- **Détails du problème**
Poursuivez le texte sur les aventures qui se déroulent sur le dos de la grande tortue, en reprenant juste après sa dernière phrase.

De l’orang-outan à la mort en passant par la magie et les choux

Alors que la grande tortue se balade tranquillement dans le multivers, une multitude d’événements incroyables et rocambolesques se déroulent sur son dos. Il existe quatre grands axes dans ces aventures qui concernent quelques personnages et leurs histoires. Les voici:

Rincenvent est un mage raté qui se voit s’en arrêt impliqué dans de grandes catastrophes. Il a la faculté extraordinaire de les sentir venir suffisamment pour ne pas périr, mais pas assez pour les éviter.

La Mort est un personnage masculin et anthropomorphique, il ne comprend pas les hommes, cela le déprime et le questionne à un tel point qu’il en oublie de faire son travail, ce qui dérègle à chaque fois le bon déroulement des choses.

Mémé Ciredutemps est une pro de la teutôlogie, au tempérament dur comme du roc et à la tête de boque, Nounou Ogg, la dévergondée qui ne pense qu’à picoler et Magrat Goussedail, la petite dernière qui manque clairement d’assurance. Ce sont toutes trois des sorcières des Montagnes du Bélier qui veillent sur les hommes, les soignent, les conseillent et font surtout changer leur destin. On vous laisse imaginer ce que cela donne.

Le commissaire divisionnaire Vimaire et sa troupe du Guet qui comprend des nains, des loups-garous, des trolls ou encore des morts-vivants se chargent de la sécurité d’Ankh-Morpork, une ville entourée de culture de choux et de plus d’un million d’habitants dont la tendance est à vous trancher la tête plutôt que de vous dire gentiment bonjour? Le Guet est une police peu commode dont les aventures le sont encore moins.

- **Données de compréhension de documents**

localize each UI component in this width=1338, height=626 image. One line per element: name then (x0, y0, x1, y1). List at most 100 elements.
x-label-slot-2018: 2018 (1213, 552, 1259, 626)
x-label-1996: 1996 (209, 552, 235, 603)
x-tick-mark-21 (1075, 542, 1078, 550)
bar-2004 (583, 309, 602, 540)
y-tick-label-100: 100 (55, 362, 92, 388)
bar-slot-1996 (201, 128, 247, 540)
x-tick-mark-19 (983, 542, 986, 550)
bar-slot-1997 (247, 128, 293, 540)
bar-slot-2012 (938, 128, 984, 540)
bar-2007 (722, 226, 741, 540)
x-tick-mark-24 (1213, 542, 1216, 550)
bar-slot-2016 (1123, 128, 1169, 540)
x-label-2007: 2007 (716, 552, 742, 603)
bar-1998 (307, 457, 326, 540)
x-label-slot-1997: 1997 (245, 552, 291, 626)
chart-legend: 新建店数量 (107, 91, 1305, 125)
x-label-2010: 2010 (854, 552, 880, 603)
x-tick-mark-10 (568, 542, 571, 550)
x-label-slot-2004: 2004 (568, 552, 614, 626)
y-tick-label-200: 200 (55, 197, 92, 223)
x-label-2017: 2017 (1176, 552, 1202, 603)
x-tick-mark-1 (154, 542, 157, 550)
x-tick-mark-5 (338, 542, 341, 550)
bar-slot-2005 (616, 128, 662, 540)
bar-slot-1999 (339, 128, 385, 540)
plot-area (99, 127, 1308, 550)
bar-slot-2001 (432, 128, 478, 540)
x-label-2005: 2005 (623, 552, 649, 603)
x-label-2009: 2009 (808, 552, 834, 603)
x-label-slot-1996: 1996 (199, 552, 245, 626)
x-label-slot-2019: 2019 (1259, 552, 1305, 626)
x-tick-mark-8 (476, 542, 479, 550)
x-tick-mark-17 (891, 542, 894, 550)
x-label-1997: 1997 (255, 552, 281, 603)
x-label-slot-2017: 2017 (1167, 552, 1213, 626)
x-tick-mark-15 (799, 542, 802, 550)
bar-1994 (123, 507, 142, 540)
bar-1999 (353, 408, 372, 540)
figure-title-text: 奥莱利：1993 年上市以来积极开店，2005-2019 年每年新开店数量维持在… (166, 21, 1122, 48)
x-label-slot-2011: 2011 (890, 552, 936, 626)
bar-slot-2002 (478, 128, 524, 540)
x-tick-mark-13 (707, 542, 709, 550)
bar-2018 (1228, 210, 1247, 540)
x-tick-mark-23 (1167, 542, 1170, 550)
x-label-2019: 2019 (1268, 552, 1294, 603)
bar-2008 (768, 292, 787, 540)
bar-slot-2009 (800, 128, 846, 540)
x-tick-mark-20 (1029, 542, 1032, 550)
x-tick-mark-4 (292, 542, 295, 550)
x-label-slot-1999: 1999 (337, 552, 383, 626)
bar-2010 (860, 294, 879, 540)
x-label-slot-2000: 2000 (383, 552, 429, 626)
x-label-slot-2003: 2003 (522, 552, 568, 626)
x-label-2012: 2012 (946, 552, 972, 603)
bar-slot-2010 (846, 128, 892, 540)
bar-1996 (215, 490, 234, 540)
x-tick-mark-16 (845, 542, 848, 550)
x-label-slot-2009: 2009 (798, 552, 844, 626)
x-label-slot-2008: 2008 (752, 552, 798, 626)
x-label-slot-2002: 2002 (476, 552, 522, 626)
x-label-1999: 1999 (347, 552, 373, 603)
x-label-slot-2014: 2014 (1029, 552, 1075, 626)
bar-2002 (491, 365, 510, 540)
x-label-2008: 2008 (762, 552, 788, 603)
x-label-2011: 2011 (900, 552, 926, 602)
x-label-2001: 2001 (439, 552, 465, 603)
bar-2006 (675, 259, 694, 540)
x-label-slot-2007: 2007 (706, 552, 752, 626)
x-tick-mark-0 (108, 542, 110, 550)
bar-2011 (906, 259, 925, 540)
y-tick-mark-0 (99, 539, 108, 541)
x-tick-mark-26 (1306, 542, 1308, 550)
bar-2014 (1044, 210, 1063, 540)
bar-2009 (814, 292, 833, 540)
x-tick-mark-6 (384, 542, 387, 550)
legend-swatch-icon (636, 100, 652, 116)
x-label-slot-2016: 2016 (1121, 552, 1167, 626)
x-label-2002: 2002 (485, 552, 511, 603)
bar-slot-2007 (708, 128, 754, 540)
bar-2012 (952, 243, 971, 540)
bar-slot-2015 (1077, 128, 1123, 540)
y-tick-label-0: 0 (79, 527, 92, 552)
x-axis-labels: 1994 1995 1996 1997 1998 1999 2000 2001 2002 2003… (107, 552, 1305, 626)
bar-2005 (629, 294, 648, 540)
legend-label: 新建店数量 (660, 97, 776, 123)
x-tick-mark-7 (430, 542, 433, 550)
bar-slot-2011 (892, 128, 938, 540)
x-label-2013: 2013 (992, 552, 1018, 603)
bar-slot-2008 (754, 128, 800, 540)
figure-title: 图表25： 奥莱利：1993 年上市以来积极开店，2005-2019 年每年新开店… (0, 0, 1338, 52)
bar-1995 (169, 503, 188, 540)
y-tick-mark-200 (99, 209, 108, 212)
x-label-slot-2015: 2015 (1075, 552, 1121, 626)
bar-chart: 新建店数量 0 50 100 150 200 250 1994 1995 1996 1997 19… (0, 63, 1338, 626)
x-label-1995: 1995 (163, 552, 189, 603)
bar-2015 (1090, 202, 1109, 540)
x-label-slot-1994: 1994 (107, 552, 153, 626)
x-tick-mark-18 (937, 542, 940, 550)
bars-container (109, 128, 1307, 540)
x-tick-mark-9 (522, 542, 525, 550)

- **Réponse finale**
A cela s’ajoute une multitude de personnages et de récits qui vont de l’invention des images-animées à un orang-outan, bibliothécaire de l’Université de l’Invisible pour l’étude de la magie en passant par l’arrivée de la musique Rock et Cohen le Barbare, vieux héros octogénaire, sauveur de vierges et pilleur de cités.

Et ce qu’il y a de génial, c’est que l’on peut lire cette série comme bon nous semble, il n’est pas nécessaire de suivre un ordre chronologique.

Lorsqu’il ne reste que quelques grains à son compte-vie

Malheureusement, en 2007, les médecins de Pratchett lui diagnostiquent une forme rare de la maladie d’Alzheimer. Il assure se sentir encore capable de rédiger quelques livres, mais très vite, il sent son cerveau le lâcher et doit recourir à d’autres intermédiaires pour écrire, comme l’aide d’une personne tiers ou encore l’outil informatique de reconnaissance vocale.

Dès lors, il s’intéresse à sa maladie et est très vite surpris du peu de moyens mis en place dans la recherche pour lutter contre elle. Ces moyens représentent 3% de ceux à disposition pour le cancer. C’est pourquoi, il fait un don d’un million de dollars et participe, en collaboration avec la BBC, à plusieurs documentaires sur le sujet.

Il s’inquiète aussi de la manière dont il va mourir. Pour lui, une personne atteinte d’une maladie neurodégénérative doit pouvoir choisir alors que son état se dégrade. Il entame une procédure pour une mort assistée auprès de l’organisme Suisse, Dignitas. Il s’engage aussi pour cette cause qui fait débat en Angleterre. Il n’y aura pas recours car la nature fera les choses d’elle-même. Son compte-vie, un sablier qui délimite l’existence des êtres dans ses romans, a versé son dernier grain de sable.

FINALEMENT, SIR TERRY, NOUS DEVONS MARCHER ENSEMBLE

C’est en majuscule qu’est représenté la parole de la Mort dans ses livres. C’est ainsi que sa mort a été annoncée publiquement le 12 mars 2015. C’est un grand auteur qui nous a quitté, quelqu’un qui savait observer et poussait le lecteur à remettre en question sa réalité. Il a su apporter un regard constructif sur une société en perte de repaires au travers d’histoires, a priori sans lien avec notre univers, mais qui ne sont au final, que le reflet de ce qui y dysfonctionne. Son humour typiquement anglais et ce culte de la critique de ce qui est fondé n’a fait qu’élever son écriture au rang du génial.